### THE PROBLEM
For every line in the records that has the word "Gigaoctets", make a copy.

** start of RECORDS **

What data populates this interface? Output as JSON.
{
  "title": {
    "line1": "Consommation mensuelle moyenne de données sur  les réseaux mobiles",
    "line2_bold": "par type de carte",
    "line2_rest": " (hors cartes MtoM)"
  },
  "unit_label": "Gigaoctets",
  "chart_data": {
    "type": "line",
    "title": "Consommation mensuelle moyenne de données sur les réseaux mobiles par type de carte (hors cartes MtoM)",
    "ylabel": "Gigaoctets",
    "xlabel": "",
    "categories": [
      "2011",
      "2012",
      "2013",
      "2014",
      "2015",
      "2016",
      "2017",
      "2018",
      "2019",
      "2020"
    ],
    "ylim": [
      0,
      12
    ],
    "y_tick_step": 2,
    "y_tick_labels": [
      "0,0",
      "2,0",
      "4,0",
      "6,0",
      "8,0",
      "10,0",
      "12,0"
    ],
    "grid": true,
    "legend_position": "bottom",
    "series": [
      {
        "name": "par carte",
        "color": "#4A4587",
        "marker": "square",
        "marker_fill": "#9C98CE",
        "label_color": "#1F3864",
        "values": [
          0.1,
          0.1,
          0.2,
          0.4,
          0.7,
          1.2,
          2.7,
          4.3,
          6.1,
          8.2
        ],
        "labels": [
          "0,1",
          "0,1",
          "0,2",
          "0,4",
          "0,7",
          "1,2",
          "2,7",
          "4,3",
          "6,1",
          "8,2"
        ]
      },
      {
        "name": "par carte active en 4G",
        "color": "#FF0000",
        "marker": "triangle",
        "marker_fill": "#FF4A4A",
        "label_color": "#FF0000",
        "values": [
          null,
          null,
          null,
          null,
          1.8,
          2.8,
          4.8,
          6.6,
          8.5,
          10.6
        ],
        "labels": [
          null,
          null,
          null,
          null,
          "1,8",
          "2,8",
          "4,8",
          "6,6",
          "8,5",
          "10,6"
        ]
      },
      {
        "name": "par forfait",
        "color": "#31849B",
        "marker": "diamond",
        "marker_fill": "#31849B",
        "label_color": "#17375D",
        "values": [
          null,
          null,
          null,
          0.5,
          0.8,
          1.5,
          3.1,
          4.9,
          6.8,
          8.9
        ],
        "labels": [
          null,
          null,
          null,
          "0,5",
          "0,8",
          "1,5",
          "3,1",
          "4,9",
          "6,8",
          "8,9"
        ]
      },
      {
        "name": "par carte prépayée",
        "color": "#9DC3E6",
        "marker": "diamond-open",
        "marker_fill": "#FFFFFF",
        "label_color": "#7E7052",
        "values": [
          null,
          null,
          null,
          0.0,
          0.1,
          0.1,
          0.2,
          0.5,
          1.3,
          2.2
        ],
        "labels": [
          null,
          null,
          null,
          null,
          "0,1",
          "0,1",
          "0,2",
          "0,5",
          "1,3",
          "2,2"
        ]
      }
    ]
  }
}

** end of RECORDS **

### RESULT FOR THIS EXERCISE
  "unit_label": "Gigaoctets",
    "ylabel": "Gigaoctets",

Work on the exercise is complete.